== Data rows ==

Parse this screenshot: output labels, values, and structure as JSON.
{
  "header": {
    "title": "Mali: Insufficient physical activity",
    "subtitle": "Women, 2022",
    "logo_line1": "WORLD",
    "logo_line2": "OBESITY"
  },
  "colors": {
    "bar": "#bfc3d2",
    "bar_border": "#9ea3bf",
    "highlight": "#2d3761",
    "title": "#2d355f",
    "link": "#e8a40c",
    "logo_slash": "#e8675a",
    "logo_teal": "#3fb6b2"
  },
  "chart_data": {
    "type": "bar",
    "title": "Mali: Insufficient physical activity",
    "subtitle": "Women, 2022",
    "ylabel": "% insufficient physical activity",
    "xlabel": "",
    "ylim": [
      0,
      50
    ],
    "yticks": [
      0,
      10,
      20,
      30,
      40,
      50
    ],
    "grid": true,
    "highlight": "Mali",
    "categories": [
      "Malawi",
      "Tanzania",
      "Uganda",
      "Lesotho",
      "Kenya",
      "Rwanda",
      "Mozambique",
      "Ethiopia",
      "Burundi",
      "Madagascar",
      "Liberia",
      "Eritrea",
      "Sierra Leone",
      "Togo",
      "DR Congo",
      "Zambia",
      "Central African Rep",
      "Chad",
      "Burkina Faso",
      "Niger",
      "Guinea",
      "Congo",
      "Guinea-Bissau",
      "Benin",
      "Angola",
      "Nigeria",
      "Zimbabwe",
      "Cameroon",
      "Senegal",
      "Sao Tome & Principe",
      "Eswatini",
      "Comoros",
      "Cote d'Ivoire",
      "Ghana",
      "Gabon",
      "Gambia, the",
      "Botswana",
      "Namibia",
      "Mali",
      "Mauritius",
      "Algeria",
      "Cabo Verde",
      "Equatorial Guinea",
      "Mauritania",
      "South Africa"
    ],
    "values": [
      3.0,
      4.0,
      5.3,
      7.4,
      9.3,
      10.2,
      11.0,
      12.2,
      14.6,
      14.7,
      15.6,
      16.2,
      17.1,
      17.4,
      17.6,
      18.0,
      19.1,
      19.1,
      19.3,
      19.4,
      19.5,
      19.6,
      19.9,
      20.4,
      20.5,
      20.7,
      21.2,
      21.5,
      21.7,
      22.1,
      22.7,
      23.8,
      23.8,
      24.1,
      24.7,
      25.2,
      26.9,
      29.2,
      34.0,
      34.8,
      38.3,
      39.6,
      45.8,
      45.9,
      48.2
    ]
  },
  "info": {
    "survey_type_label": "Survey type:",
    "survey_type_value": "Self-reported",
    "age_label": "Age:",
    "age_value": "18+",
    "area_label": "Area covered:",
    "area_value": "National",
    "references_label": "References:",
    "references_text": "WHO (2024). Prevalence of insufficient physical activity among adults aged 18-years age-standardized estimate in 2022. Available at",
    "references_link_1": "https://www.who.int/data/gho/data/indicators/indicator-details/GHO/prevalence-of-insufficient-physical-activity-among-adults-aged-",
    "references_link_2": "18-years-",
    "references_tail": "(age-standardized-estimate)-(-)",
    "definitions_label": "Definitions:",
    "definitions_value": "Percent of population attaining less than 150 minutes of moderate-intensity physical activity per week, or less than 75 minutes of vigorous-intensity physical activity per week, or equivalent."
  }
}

===

Set task:
Transcribe every entry word for word.

Response to this task:
Parse this screenshot: output labels, values, and structure as JSON.
{
  "header": {
    "title": "Mali: Insufficient physical activity",
    "subtitle": "Women, 2022",
    "logo_line1": "WORLD",
    "logo_line2": "OBESITY"
  },
  "colors": {
    "bar": "#bfc3d2",
    "bar_border": "#9ea3bf",
    "highlight": "#2d3761",
    "title": "#2d355f",
    "link": "#e8a40c",
    "logo_slash": "#e8675a",
    "logo_teal": "#3fb6b2"
  },
  "chart_data": {
    "type": "bar",
    "title": "Mali: Insufficient physical activity",
    "subtitle": "Women, 2022",
    "ylabel": "% insufficient physical activity",
    "xlabel": "",
    "ylim": [
      0,
      50
    ],
    "yticks": [
      0,
      10,
      20,
      30,
      40,
      50
    ],
    "grid": true,
    "highlight": "Mali",
    "categories": [
      "Malawi",
      "Tanzania",
      "Uganda",
      "Lesotho",
      "Kenya",
      "Rwanda",
      "Mozambique",
      "Ethiopia",
      "Burundi",
      "Madagascar",
      "Liberia",
      "Eritrea",
      "Sierra Leone",
      "Togo",
      "DR Congo",
      "Zambia",
      "Central African Rep",
      "Chad",
      "Burkina Faso",
      "Niger",
      "Guinea",
      "Congo",
      "Guinea-Bissau",
      "Benin",
      "Angola",
      "Nigeria",
      "Zimbabwe",
      "Cameroon",
      "Senegal",
      "Sao Tome & Principe",
      "Eswatini",
      "Comoros",
      "Cote d'Ivoire",
      "Ghana",
      "Gabon",
      "Gambia, the",
      "Botswana",
      "Namibia",
      "Mali",
      "Mauritius",
      "Algeria",
      "Cabo Verde",
      "Equatorial Guinea",
      "Mauritania",
      "South Africa"
    ],
    "values": [
      3.0,
      4.0,
      5.3,
      7.4,
      9.3,
      10.2,
      11.0,
      12.2,
      14.6,
      14.7,
      15.6,
      16.2,
      17.1,
      17.4,
      17.6,
      18.0,
      19.1,
      19.1,
      19.3,
      19.4,
      19.5,
      19.6,
      19.9,
      20.4,
      20.5,
      20.7,
      21.2,
      21.5,
      21.7,
      22.1,
      22.7,
      23.8,
      23.8,
      24.1,
      24.7,
      25.2,
      26.9,
      29.2,
      34.0,
      34.8,
      38.3,
      39.6,
      45.8,
      45.9,
      48.2
    ]
  },
  "info": {
    "survey_type_label": "Survey type:",
    "survey_type_value": "Self-reported",
    "age_label": "Age:",
    "age_value": "18+",
    "area_label": "Area covered:",
    "area_value": "National",
    "references_label": "References:",
    "references_text": "WHO (2024). Prevalence of insufficient physical activity among adults aged 18-years age-standardized estimate in 2022. Available at",
    "references_link_1": "https://www.who.int/data/gho/data/indicators/indicator-details/GHO/prevalence-of-insufficient-physical-activity-among-adults-aged-",
    "references_link_2": "18-years-",
    "references_tail": "(age-standardized-estimate)-(-)",
    "definitions_label": "Definitions:",
    "definitions_value": "Percent of population attaining less than 150 minutes of moderate-intensity physical activity per week, or less than 75 minutes of vigorous-intensity physical activity per week, or equivalent."
  }
}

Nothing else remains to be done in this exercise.